OBJECTIVE:
Output every line below without omitting or altering anything.

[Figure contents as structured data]
+++++

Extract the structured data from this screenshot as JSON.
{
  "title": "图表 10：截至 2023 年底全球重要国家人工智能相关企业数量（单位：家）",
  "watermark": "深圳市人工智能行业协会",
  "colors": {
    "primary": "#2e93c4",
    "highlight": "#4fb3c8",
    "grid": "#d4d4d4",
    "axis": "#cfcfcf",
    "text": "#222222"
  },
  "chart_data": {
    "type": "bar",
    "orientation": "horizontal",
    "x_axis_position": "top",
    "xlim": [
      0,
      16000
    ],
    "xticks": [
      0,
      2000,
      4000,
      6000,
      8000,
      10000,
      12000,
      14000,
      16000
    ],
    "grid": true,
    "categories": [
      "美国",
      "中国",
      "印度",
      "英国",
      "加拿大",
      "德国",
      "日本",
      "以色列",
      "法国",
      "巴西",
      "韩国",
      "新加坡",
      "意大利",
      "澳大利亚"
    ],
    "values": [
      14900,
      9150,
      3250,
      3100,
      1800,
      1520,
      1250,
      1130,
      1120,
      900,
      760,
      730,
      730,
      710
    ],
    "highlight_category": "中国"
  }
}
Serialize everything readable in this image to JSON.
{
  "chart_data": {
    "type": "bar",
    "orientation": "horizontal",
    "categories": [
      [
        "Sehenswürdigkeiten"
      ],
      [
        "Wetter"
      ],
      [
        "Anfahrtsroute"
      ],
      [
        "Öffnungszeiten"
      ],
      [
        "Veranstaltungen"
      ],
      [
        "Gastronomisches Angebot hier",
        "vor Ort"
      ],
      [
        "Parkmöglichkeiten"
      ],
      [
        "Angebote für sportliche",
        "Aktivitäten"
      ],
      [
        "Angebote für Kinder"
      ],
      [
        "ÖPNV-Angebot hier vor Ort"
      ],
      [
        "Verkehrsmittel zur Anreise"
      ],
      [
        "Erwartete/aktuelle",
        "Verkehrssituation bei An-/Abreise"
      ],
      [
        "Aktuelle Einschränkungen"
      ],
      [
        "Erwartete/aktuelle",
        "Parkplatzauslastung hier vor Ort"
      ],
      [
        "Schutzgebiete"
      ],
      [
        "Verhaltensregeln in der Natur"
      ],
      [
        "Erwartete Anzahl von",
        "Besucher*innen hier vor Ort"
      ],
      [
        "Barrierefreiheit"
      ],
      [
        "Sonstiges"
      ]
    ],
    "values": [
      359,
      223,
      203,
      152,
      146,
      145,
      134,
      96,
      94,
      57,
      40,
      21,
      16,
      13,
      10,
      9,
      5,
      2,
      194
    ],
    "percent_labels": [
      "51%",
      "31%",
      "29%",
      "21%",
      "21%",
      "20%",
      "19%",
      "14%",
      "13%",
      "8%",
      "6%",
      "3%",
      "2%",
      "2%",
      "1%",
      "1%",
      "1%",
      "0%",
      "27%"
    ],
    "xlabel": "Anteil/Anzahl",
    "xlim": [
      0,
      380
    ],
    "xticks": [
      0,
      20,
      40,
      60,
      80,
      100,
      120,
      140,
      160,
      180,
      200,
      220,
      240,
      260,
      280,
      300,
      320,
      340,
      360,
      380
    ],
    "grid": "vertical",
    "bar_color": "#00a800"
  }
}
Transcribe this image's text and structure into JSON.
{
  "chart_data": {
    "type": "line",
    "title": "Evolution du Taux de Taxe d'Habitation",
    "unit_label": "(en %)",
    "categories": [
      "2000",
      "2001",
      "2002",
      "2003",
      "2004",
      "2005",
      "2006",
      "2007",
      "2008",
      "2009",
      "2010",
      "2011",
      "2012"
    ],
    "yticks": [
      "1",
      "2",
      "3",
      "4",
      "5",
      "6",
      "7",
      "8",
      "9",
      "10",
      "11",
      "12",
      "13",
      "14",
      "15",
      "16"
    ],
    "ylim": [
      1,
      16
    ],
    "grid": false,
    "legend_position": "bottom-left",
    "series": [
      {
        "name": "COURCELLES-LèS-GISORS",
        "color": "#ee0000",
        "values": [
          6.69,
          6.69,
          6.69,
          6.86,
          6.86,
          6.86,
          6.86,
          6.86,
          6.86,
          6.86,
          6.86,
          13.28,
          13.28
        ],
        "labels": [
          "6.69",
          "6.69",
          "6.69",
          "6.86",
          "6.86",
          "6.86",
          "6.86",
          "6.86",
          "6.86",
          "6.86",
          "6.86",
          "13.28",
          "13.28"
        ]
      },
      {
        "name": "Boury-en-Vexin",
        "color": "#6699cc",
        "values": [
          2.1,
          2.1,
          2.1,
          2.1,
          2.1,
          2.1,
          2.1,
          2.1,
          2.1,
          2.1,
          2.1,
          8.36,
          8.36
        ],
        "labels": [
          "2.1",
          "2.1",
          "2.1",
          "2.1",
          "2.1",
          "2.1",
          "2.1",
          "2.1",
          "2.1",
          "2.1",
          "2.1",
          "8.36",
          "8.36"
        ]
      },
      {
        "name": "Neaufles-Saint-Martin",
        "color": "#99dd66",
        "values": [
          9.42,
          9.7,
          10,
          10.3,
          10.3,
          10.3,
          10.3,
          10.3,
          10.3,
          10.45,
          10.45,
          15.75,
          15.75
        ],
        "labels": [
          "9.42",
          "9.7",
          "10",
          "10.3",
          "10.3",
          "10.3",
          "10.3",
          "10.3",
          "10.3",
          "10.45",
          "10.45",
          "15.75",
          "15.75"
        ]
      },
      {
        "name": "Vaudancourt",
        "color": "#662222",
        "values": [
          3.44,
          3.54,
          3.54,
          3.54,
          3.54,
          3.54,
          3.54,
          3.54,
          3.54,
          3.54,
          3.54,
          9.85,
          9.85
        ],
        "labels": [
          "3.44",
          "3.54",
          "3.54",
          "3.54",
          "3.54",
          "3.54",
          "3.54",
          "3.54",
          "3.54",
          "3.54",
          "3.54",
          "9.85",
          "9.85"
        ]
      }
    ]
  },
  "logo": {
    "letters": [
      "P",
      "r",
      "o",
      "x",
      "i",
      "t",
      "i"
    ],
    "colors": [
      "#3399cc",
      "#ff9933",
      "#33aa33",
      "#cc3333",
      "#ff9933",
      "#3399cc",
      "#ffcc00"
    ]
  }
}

+++++

REPLY:
Extract the structured data from this screenshot as JSON.
{
  "title": "图表 10：截至 2023 年底全球重要国家人工智能相关企业数量（单位：家）",
  "watermark": "深圳市人工智能行业协会",
  "colors": {
    "primary": "#2e93c4",
    "highlight": "#4fb3c8",
    "grid": "#d4d4d4",
    "axis": "#cfcfcf",
    "text": "#222222"
  },
  "chart_data": {
    "type": "bar",
    "orientation": "horizontal",
    "x_axis_position": "top",
    "xlim": [
      0,
      16000
    ],
    "xticks": [
      0,
      2000,
      4000,
      6000,
      8000,
      10000,
      12000,
      14000,
      16000
    ],
    "grid": true,
    "categories": [
      "美国",
      "中国",
      "印度",
      "英国",
      "加拿大",
      "德国",
      "日本",
      "以色列",
      "法国",
      "巴西",
      "韩国",
      "新加坡",
      "意大利",
      "澳大利亚"
    ],
    "values": [
      14900,
      9150,
      3250,
      3100,
      1800,
      1520,
      1250,
      1130,
      1120,
      900,
      760,
      730,
      730,
      710
    ],
    "highlight_category": "中国"
  }
}
Serialize everything readable in this image to JSON.
{
  "chart_data": {
    "type": "bar",
    "orientation": "horizontal",
    "categories": [
      [
        "Sehenswürdigkeiten"
      ],
      [
        "Wetter"
      ],
      [
        "Anfahrtsroute"
      ],
      [
        "Öffnungszeiten"
      ],
      [
        "Veranstaltungen"
      ],
      [
        "Gastronomisches Angebot hier",
        "vor Ort"
      ],
      [
        "Parkmöglichkeiten"
      ],
      [
        "Angebote für sportliche",
        "Aktivitäten"
      ],
      [
        "Angebote für Kinder"
      ],
      [
        "ÖPNV-Angebot hier vor Ort"
      ],
      [
        "Verkehrsmittel zur Anreise"
      ],
      [
        "Erwartete/aktuelle",
        "Verkehrssituation bei An-/Abreise"
      ],
      [
        "Aktuelle Einschränkungen"
      ],
      [
        "Erwartete/aktuelle",
        "Parkplatzauslastung hier vor Ort"
      ],
      [
        "Schutzgebiete"
      ],
      [
        "Verhaltensregeln in der Natur"
      ],
      [
        "Erwartete Anzahl von",
        "Besucher*innen hier vor Ort"
      ],
      [
        "Barrierefreiheit"
      ],
      [
        "Sonstiges"
      ]
    ],
    "values": [
      359,
      223,
      203,
      152,
      146,
      145,
      134,
      96,
      94,
      57,
      40,
      21,
      16,
      13,
      10,
      9,
      5,
      2,
      194
    ],
    "percent_labels": [
      "51%",
      "31%",
      "29%",
      "21%",
      "21%",
      "20%",
      "19%",
      "14%",
      "13%",
      "8%",
      "6%",
      "3%",
      "2%",
      "2%",
      "1%",
      "1%",
      "1%",
      "0%",
      "27%"
    ],
    "xlabel": "Anteil/Anzahl",
    "xlim": [
      0,
      380
    ],
    "xticks": [
      0,
      20,
      40,
      60,
      80,
      100,
      120,
      140,
      160,
      180,
      200,
      220,
      240,
      260,
      280,
      300,
      320,
      340,
      360,
      380
    ],
    "grid": "vertical",
    "bar_color": "#00a800"
  }
}
Transcribe this image's text and structure into JSON.
{
  "chart_data": {
    "type": "line",
    "title": "Evolution du Taux de Taxe d'Habitation",
    "unit_label": "(en %)",
    "categories": [
      "2000",
      "2001",
      "2002",
      "2003",
      "2004",
      "2005",
      "2006",
      "2007",
      "2008",
      "2009",
      "2010",
      "2011",
      "2012"
    ],
    "yticks": [
      "1",
      "2",
      "3",
      "4",
      "5",
      "6",
      "7",
      "8",
      "9",
      "10",
      "11",
      "12",
      "13",
      "14",
      "15",
      "16"
    ],
    "ylim": [
      1,
      16
    ],
    "grid": false,
    "legend_position": "bottom-left",
    "series": [
      {
        "name": "COURCELLES-LèS-GISORS",
        "color": "#ee0000",
        "values": [
          6.69,
          6.69,
          6.69,
          6.86,
          6.86,
          6.86,
          6.86,
          6.86,
          6.86,
          6.86,
          6.86,
          13.28,
          13.28
        ],
        "labels": [
          "6.69",
          "6.69",
          "6.69",
          "6.86",
          "6.86",
          "6.86",
          "6.86",
          "6.86",
          "6.86",
          "6.86",
          "6.86",
          "13.28",
          "13.28"
        ]
      },
      {
        "name": "Boury-en-Vexin",
        "color": "#6699cc",
        "values": [
          2.1,
          2.1,
          2.1,
          2.1,
          2.1,
          2.1,
          2.1,
          2.1,
          2.1,
          2.1,
          2.1,
          8.36,
          8.36
        ],
        "labels": [
          "2.1",
          "2.1",
          "2.1",
          "2.1",
          "2.1",
          "2.1",
          "2.1",
          "2.1",
          "2.1",
          "2.1",
          "2.1",
          "8.36",
          "8.36"
        ]
      },
      {
        "name": "Neaufles-Saint-Martin",
        "color": "#99dd66",
        "values": [
          9.42,
          9.7,
          10,
          10.3,
          10.3,
          10.3,
          10.3,
          10.3,
          10.3,
          10.45,
          10.45,
          15.75,
          15.75
        ],
        "labels": [
          "9.42",
          "9.7",
          "10",
          "10.3",
          "10.3",
          "10.3",
          "10.3",
          "10.3",
          "10.3",
          "10.45",
          "10.45",
          "15.75",
          "15.75"
        ]
      },
      {
        "name": "Vaudancourt",
        "color": "#662222",
        "values": [
          3.44,
          3.54,
          3.54,
          3.54,
          3.54,
          3.54,
          3.54,
          3.54,
          3.54,
          3.54,
          3.54,
          9.85,
          9.85
        ],
        "labels": [
          "3.44",
          "3.54",
          "3.54",
          "3.54",
          "3.54",
          "3.54",
          "3.54",
          "3.54",
          "3.54",
          "3.54",
          "3.54",
          "9.85",
          "9.85"
        ]
      }
    ]
  },
  "logo": {
    "letters": [
      "P",
      "r",
      "o",
      "x",
      "i",
      "t",
      "i"
    ],
    "colors": [
      "#3399cc",
      "#ff9933",
      "#33aa33",
      "#cc3333",
      "#ff9933",
      "#3399cc",
      "#ffcc00"
    ]
  }
}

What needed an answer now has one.